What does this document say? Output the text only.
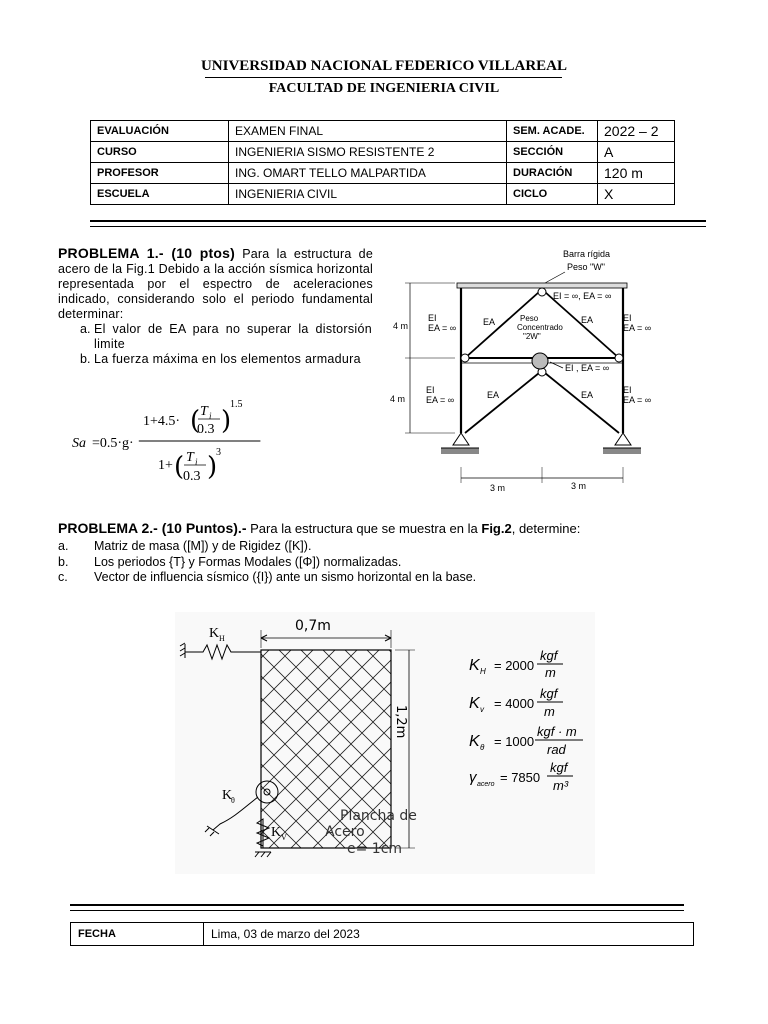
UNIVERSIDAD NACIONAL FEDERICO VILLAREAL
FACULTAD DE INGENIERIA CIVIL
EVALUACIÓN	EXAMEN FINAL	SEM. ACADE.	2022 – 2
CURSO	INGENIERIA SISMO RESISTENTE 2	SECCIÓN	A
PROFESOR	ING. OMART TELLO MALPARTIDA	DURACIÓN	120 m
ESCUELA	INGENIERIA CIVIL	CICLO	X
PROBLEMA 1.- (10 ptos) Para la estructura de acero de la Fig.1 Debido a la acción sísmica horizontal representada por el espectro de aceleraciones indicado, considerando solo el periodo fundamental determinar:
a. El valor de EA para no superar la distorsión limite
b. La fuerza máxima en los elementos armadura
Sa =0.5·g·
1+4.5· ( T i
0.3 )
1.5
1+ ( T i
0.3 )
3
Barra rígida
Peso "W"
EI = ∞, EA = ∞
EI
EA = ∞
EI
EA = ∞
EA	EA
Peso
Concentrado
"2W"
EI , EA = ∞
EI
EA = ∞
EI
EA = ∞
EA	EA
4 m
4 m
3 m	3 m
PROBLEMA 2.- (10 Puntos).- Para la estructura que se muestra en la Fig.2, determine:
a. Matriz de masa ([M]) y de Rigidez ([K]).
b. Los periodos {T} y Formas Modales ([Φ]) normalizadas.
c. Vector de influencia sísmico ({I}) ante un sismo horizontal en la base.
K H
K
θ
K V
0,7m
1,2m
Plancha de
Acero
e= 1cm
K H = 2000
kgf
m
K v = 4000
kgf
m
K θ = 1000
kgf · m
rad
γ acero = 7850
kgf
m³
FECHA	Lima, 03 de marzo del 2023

- - - - - - -

Work to complete →
Copy all lines from the material that hold "estructura".

Complete response →
PROBLEMA 1.- (10 ptos) Para la estructura de acero de la Fig.1 Debido a la acción sísmica horizontal representada por el espectro de aceleraciones indicado, considerando solo el periodo fundamental determinar:
PROBLEMA 2.- (10 Puntos).- Para la estructura que se muestra en la Fig.2, determine:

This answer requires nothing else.